Required task 1
In the passage on Pahang, on what basis was Bera Lake accepted as Malaysia's first Ramsar site?
Required task 2
Which ecoregions does the passage on Pahang divide the state into?
Required task 3
Quote the passage on Pahang starting with "During his reign, Sultan" and going on through "Sarawak in 1963.".

Quoted text
□ □ □ □ □ □ □

During his reign, Sultan Abu Bakar revived the office of State Mufti and established the Pahang Islamic and Malay Customs Council; the state's administrative capital, which was established in Kuala Lipis during British intervention, was moved to Kuantan.
After the World War II, Pahang formed the Federation of Malaya with other eight Malay States and two British Crown Colonies Malacca and Penang in 1948; the semi independent state gained Independence in 1957 and reconstituted as Malaysia with the inclusion the states of Singapore (left the federation in 1965), Sabah and Sarawak in 1963.
Pahang covers an area of 35,840 km2 (13,840 sq mi), and is the third largest state in Malaysia after Sabah and Sarawak, and the largest in the Peninsular Malaysia. Geographically diverse, Pahang occupies the vast Pahang River basin, which is enclosed by the Titiwangsa Range to the west and the eastern highlands to the north. Although about 2/3 of the state is dense jungle, its central plains are intersected by numerous rivers, joining to form the Pahang River which dominates the drainage system. Pahang is divided into three ecoregions, the freshwater systems, the lowlands and highlands rainforests and the coastline.
The Pahang River basin connects with Malaysia's two largest natural freshwater lakes, Bera and Chini. Described as wetland of international importance, Bera Lake was accepted as Malaysia's first Ramsar site in 1994.

□ □ □ □ □ □ □

Recorded data

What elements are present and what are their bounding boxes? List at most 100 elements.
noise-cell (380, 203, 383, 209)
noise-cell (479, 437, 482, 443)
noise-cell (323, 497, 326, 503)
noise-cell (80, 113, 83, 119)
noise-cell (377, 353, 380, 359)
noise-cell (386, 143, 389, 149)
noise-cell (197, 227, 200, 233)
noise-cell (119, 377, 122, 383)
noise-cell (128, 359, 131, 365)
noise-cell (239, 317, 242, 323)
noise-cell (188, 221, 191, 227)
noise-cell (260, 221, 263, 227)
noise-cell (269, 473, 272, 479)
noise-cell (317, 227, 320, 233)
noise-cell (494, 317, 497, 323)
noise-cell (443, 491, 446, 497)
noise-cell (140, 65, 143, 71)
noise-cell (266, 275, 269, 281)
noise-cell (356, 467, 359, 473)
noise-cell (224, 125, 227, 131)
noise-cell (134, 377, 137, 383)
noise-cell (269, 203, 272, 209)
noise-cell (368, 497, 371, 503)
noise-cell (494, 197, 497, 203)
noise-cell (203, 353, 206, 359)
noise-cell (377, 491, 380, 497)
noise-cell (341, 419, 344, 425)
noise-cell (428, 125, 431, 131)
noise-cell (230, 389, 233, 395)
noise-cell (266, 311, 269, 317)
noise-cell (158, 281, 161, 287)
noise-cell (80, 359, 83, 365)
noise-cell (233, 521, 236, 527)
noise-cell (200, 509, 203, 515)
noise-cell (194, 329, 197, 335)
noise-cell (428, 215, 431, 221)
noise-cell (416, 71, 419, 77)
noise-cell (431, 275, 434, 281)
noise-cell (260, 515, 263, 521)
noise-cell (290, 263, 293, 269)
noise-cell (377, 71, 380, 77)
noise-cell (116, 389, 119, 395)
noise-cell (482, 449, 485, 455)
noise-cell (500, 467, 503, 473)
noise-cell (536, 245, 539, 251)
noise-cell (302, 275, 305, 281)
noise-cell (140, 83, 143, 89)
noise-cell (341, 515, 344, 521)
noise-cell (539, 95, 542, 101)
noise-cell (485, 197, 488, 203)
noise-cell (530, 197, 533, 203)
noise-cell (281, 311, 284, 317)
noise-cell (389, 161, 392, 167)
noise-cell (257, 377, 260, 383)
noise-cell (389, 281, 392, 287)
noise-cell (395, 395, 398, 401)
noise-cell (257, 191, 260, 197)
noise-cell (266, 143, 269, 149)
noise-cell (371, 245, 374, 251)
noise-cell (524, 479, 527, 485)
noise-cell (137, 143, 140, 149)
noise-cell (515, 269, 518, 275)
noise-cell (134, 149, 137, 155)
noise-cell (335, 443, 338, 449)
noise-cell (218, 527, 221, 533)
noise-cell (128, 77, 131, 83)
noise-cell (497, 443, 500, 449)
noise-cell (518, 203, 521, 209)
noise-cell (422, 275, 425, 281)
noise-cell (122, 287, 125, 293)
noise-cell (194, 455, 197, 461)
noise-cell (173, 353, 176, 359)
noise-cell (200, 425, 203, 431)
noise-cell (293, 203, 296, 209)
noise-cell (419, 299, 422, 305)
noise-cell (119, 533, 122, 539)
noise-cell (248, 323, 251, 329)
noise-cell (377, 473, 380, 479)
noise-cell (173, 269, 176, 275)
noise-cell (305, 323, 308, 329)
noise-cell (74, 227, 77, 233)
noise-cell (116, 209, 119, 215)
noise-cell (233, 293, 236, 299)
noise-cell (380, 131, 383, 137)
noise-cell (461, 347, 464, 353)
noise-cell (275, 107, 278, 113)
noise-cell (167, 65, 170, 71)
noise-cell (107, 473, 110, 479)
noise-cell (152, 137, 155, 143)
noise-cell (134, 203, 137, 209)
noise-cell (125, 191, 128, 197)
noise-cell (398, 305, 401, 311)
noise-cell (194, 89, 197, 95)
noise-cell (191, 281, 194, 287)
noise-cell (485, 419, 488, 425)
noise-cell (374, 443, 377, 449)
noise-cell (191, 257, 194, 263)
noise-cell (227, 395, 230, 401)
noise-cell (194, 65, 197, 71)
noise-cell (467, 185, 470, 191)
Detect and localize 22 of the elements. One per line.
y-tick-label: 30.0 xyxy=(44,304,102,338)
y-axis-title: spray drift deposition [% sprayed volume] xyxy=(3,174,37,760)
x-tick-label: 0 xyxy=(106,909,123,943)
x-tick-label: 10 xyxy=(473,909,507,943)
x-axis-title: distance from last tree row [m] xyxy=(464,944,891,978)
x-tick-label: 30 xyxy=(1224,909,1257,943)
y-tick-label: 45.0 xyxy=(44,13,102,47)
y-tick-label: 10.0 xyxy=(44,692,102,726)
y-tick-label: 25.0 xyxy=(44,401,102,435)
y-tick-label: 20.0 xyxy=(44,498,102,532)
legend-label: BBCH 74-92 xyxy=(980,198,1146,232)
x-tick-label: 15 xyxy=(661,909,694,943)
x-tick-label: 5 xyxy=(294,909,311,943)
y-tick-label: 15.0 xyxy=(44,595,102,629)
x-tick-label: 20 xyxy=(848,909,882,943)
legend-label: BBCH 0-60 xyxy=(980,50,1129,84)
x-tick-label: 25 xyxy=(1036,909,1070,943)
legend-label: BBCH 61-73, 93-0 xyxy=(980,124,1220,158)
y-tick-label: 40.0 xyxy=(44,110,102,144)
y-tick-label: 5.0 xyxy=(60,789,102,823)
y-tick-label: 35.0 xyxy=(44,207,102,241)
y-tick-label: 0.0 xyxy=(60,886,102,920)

□ □ □ □ □ □ □

Exercise solution 1
Bera Lake was described as a wetland of international importance, and on that basis it was accepted in 1994 as Malaysia's first Ramsar site.

Exercise solution 2
- The freshwater systems
- The lowlands and highlands rainforests
- The coastline

Exercise solution 3
During his reign, Sultan Abu Bakar revived the office of State Mufti and established the Pahang Islamic and Malay Customs Council; the state's administrative capital, which was established in Kuala Lipis during British intervention, was moved to Kuantan.
After the World War II, Pahang formed the Federation of Malaya with other eight Malay States and two British Crown Colonies Malacca and Penang in 1948; the semi independent state gained Independence in 1957 and reconstituted as Malaysia with the inclusion the states of Singapore (left the federation in 1965), Sabah and Sarawak in 1963.